Restate the full set of records exactly, without adding or dropping a word.

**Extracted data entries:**
====
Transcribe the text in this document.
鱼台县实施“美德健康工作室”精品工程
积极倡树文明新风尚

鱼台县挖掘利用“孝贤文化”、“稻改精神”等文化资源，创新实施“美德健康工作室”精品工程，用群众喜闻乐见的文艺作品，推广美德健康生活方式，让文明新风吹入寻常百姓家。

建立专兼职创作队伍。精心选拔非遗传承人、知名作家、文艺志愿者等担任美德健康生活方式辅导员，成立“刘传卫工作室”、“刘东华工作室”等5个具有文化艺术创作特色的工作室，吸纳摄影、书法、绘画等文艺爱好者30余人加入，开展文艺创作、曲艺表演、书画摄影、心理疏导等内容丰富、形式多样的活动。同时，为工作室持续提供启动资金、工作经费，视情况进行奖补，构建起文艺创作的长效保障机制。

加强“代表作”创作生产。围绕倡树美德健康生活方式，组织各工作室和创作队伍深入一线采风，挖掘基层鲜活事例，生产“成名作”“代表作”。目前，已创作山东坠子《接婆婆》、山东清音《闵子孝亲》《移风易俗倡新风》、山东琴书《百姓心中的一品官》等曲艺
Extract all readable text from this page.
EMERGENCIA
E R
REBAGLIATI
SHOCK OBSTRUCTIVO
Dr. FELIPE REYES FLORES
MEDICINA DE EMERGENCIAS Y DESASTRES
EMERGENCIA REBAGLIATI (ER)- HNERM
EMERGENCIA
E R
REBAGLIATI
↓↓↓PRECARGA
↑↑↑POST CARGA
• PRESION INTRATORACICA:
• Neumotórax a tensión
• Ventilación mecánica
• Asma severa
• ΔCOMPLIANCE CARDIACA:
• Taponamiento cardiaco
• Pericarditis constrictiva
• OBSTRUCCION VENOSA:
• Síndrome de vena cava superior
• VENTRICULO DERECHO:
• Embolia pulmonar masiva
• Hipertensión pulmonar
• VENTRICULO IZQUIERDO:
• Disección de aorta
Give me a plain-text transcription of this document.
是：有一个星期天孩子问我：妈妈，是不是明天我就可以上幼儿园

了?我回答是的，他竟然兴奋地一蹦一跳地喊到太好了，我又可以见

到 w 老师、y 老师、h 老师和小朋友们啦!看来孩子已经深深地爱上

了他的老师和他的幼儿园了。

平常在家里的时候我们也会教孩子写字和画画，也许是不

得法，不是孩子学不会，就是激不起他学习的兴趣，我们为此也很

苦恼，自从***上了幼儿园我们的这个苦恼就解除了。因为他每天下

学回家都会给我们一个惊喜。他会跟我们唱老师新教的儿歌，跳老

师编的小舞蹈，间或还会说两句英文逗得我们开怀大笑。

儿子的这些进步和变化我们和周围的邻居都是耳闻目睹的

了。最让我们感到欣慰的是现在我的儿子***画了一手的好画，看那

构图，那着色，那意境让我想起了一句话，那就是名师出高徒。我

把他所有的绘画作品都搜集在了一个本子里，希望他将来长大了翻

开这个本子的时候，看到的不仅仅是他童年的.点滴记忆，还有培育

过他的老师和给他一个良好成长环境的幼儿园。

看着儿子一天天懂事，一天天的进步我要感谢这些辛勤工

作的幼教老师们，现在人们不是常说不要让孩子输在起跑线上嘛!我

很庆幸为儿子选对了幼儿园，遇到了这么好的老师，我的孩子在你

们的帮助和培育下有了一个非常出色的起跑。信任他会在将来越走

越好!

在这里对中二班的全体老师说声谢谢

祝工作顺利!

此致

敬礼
====
**Response:**
Transcribe the text in this document.
鱼台县实施“美德健康工作室”精品工程
积极倡树文明新风尚

鱼台县挖掘利用“孝贤文化”、“稻改精神”等文化资源，创新实施“美德健康工作室”精品工程，用群众喜闻乐见的文艺作品，推广美德健康生活方式，让文明新风吹入寻常百姓家。

建立专兼职创作队伍。精心选拔非遗传承人、知名作家、文艺志愿者等担任美德健康生活方式辅导员，成立“刘传卫工作室”、“刘东华工作室”等5个具有文化艺术创作特色的工作室，吸纳摄影、书法、绘画等文艺爱好者30余人加入，开展文艺创作、曲艺表演、书画摄影、心理疏导等内容丰富、形式多样的活动。同时，为工作室持续提供启动资金、工作经费，视情况进行奖补，构建起文艺创作的长效保障机制。

加强“代表作”创作生产。围绕倡树美德健康生活方式，组织各工作室和创作队伍深入一线采风，挖掘基层鲜活事例，生产“成名作”“代表作”。目前，已创作山东坠子《接婆婆》、山东清音《闵子孝亲》《移风易俗倡新风》、山东琴书《百姓心中的一品官》等曲艺
Extract all readable text from this page.
EMERGENCIA
E R
REBAGLIATI
SHOCK OBSTRUCTIVO
Dr. FELIPE REYES FLORES
MEDICINA DE EMERGENCIAS Y DESASTRES
EMERGENCIA REBAGLIATI (ER)- HNERM
EMERGENCIA
E R
REBAGLIATI
↓↓↓PRECARGA
↑↑↑POST CARGA
• PRESION INTRATORACICA:
• Neumotórax a tensión
• Ventilación mecánica
• Asma severa
• ΔCOMPLIANCE CARDIACA:
• Taponamiento cardiaco
• Pericarditis constrictiva
• OBSTRUCCION VENOSA:
• Síndrome de vena cava superior
• VENTRICULO DERECHO:
• Embolia pulmonar masiva
• Hipertensión pulmonar
• VENTRICULO IZQUIERDO:
• Disección de aorta
Give me a plain-text transcription of this document.
是：有一个星期天孩子问我：妈妈，是不是明天我就可以上幼儿园

了?我回答是的，他竟然兴奋地一蹦一跳地喊到太好了，我又可以见

到 w 老师、y 老师、h 老师和小朋友们啦!看来孩子已经深深地爱上

了他的老师和他的幼儿园了。

平常在家里的时候我们也会教孩子写字和画画，也许是不

得法，不是孩子学不会，就是激不起他学习的兴趣，我们为此也很

苦恼，自从***上了幼儿园我们的这个苦恼就解除了。因为他每天下

学回家都会给我们一个惊喜。他会跟我们唱老师新教的儿歌，跳老

师编的小舞蹈，间或还会说两句英文逗得我们开怀大笑。

儿子的这些进步和变化我们和周围的邻居都是耳闻目睹的

了。最让我们感到欣慰的是现在我的儿子***画了一手的好画，看那

构图，那着色，那意境让我想起了一句话，那就是名师出高徒。我

把他所有的绘画作品都搜集在了一个本子里，希望他将来长大了翻

开这个本子的时候，看到的不仅仅是他童年的.点滴记忆，还有培育

过他的老师和给他一个良好成长环境的幼儿园。

看着儿子一天天懂事，一天天的进步我要感谢这些辛勤工

作的幼教老师们，现在人们不是常说不要让孩子输在起跑线上嘛!我

很庆幸为儿子选对了幼儿园，遇到了这么好的老师，我的孩子在你

们的帮助和培育下有了一个非常出色的起跑。信任他会在将来越走

越好!

在这里对中二班的全体老师说声谢谢

祝工作顺利!

此致

敬礼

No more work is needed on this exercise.